The exercise: Select the lines below containing the word "JSON".

··· Listing ···

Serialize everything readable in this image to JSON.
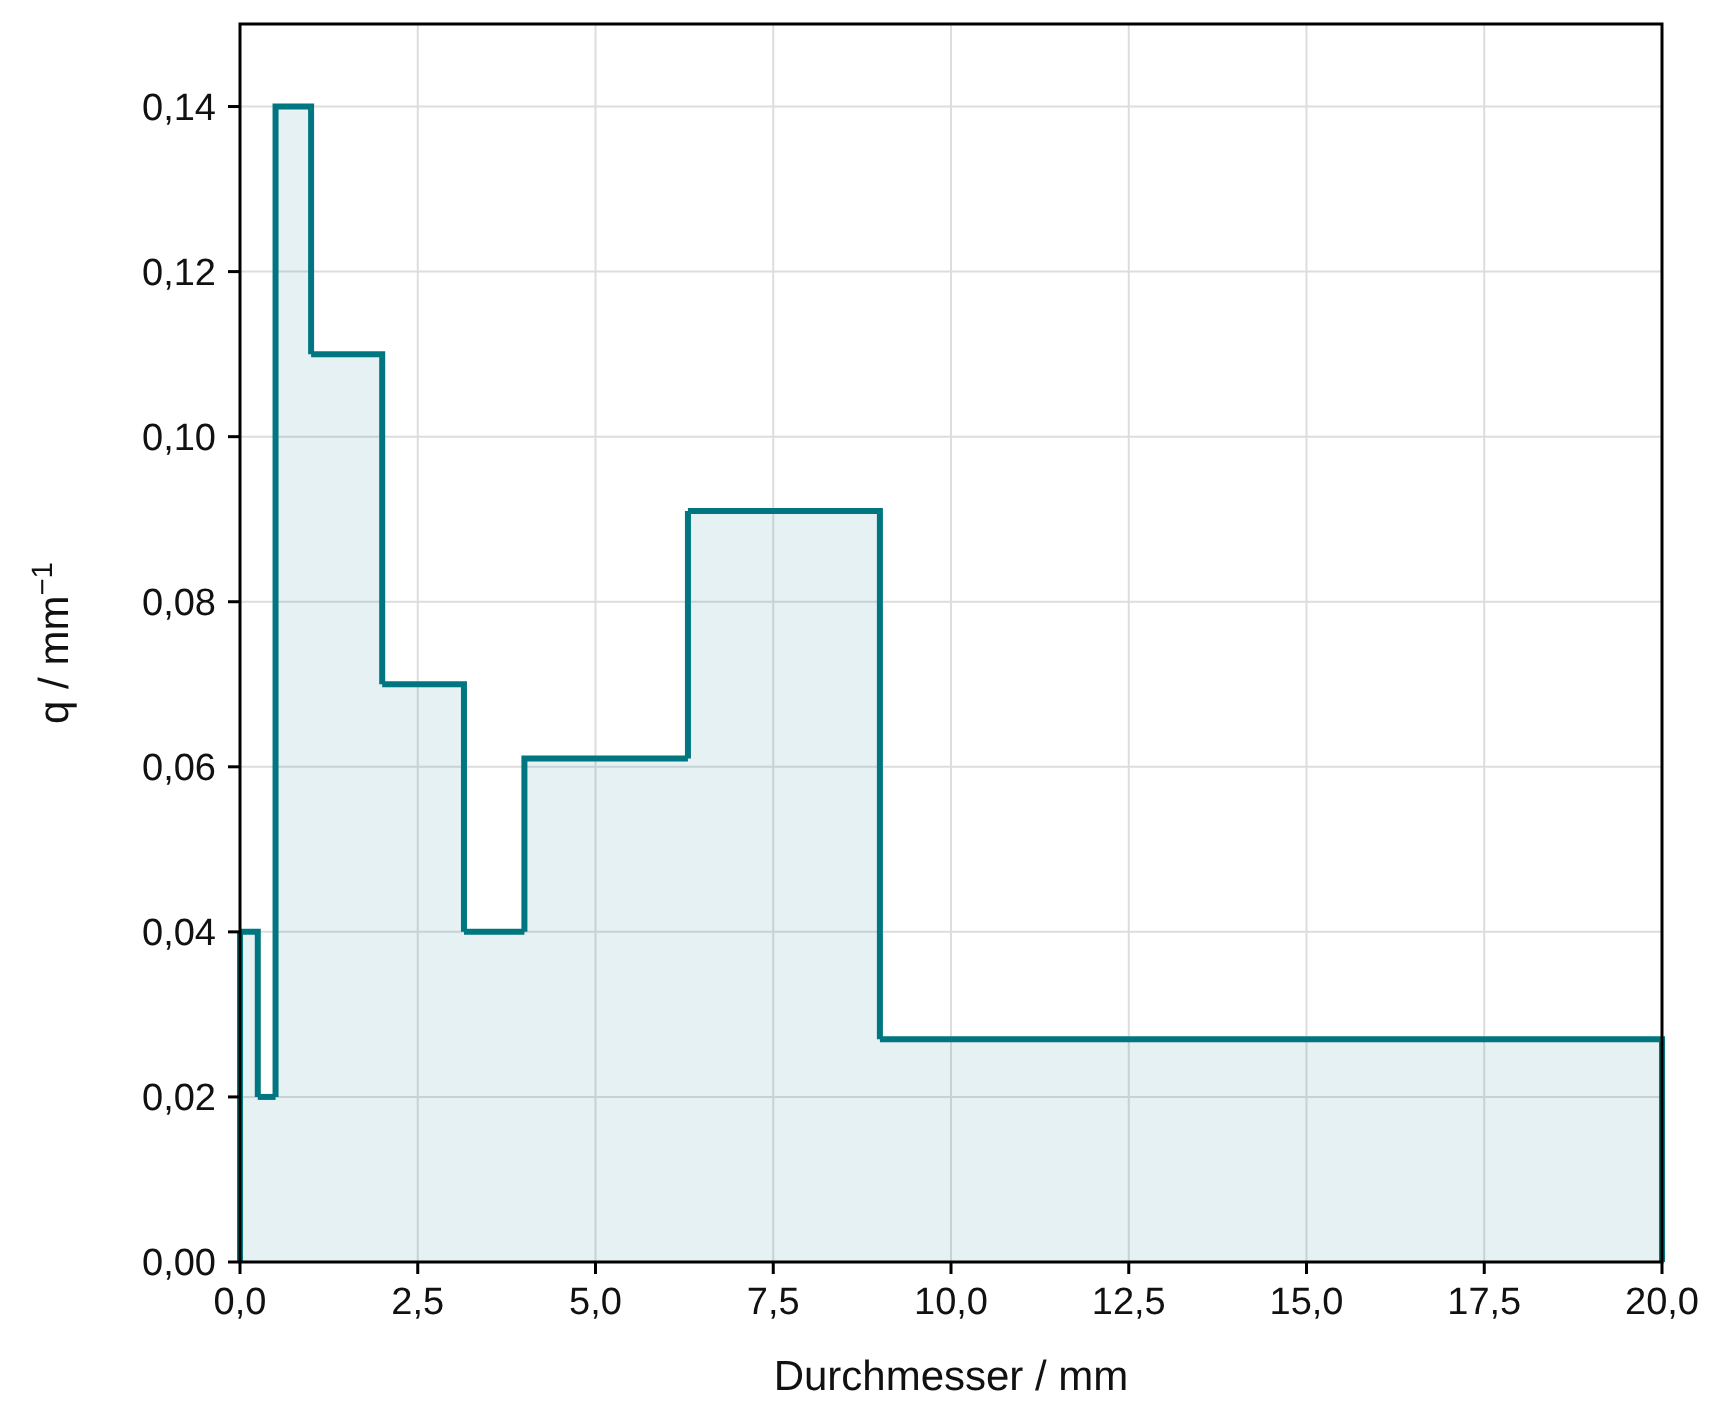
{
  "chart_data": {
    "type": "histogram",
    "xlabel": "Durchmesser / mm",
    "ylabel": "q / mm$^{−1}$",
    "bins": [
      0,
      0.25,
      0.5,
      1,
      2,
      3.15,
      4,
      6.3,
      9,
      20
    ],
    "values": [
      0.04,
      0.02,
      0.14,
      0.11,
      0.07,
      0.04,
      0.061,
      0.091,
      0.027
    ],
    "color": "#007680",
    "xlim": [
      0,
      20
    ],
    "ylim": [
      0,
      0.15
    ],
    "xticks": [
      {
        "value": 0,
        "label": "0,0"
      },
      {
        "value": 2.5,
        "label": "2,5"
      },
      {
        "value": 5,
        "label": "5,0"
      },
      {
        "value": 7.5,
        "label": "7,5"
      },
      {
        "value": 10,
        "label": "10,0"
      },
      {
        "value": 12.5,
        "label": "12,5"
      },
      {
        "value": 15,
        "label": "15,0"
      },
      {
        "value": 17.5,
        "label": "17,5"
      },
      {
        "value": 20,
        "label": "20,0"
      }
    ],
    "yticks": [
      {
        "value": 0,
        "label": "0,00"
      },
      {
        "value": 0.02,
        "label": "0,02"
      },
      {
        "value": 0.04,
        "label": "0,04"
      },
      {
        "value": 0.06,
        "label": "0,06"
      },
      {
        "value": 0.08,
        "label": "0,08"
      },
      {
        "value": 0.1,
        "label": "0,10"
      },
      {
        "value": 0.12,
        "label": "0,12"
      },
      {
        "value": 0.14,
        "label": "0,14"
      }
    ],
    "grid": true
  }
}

···
··· Listing ···

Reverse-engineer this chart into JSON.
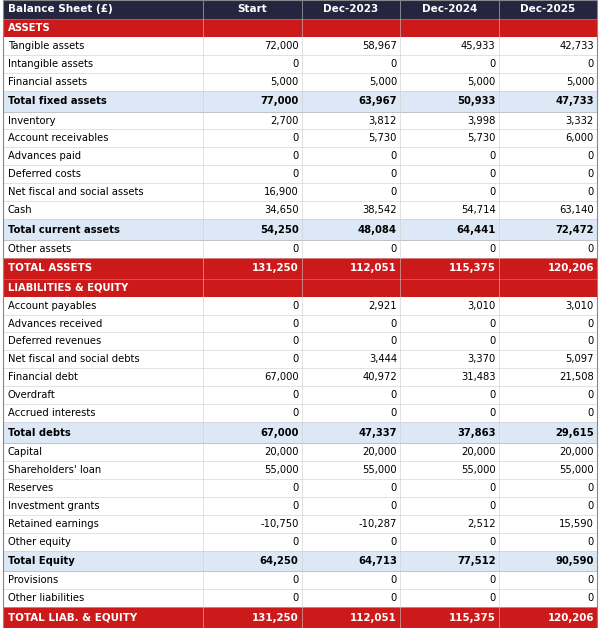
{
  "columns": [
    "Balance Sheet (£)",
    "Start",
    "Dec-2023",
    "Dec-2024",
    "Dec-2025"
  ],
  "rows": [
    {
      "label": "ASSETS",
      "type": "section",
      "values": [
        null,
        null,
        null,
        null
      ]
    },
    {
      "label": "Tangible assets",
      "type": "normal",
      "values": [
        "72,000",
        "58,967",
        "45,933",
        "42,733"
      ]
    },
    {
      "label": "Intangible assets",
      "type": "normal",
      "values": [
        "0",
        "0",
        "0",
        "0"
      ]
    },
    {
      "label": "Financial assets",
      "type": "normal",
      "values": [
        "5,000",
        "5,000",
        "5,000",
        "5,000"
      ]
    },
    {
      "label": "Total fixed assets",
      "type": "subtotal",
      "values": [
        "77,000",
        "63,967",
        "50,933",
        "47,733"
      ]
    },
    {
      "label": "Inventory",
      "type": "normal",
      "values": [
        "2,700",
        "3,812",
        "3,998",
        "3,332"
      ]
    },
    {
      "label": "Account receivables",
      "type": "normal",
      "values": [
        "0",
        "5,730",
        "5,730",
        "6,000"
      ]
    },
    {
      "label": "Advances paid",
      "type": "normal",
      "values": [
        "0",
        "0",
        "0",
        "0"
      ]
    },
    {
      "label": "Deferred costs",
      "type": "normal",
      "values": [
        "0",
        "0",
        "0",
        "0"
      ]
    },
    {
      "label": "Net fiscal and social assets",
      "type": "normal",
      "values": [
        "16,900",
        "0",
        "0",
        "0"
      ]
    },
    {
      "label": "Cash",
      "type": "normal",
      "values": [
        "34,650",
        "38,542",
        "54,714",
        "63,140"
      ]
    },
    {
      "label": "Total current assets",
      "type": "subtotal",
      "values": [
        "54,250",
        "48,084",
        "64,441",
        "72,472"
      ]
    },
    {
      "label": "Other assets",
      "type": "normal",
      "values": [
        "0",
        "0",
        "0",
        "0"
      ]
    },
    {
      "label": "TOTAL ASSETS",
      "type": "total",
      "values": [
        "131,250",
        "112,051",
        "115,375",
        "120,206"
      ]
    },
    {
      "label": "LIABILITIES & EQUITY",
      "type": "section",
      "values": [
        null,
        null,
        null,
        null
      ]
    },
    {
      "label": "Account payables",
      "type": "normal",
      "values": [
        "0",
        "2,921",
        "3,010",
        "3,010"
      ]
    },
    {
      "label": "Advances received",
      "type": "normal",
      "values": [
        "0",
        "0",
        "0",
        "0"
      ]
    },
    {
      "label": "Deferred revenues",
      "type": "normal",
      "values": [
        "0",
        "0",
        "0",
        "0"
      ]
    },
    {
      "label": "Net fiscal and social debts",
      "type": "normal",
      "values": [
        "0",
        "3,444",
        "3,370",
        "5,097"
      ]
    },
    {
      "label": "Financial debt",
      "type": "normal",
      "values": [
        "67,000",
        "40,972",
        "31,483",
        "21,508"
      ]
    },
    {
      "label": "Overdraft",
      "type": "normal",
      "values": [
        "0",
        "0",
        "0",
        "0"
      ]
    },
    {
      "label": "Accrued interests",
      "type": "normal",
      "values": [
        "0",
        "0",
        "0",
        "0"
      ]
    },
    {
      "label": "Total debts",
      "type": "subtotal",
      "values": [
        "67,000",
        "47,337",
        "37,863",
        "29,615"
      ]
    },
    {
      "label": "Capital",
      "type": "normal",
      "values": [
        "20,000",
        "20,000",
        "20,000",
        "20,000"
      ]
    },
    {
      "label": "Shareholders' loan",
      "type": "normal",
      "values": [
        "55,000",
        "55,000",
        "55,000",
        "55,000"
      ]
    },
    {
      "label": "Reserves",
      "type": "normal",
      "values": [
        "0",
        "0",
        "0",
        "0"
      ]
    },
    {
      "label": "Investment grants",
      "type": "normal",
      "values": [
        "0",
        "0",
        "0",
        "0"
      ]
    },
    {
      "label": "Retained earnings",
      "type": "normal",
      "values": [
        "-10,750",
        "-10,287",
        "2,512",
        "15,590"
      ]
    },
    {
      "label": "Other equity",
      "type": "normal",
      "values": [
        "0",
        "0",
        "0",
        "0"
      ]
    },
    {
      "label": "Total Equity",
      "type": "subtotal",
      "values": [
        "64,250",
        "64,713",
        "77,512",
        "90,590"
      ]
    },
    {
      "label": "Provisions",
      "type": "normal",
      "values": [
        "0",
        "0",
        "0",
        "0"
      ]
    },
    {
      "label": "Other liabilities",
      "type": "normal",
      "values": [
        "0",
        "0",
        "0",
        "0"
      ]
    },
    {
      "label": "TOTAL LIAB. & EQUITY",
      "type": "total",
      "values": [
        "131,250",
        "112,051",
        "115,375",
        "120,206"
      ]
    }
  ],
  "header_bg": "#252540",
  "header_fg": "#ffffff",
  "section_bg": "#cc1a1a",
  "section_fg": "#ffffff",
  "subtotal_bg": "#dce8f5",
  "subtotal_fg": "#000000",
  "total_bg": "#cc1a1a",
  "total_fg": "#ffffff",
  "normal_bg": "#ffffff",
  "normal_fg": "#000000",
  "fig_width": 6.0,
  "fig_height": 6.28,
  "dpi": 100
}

···

Problem solution:
Serialize everything readable in this image to JSON.
Reverse-engineer this chart into JSON.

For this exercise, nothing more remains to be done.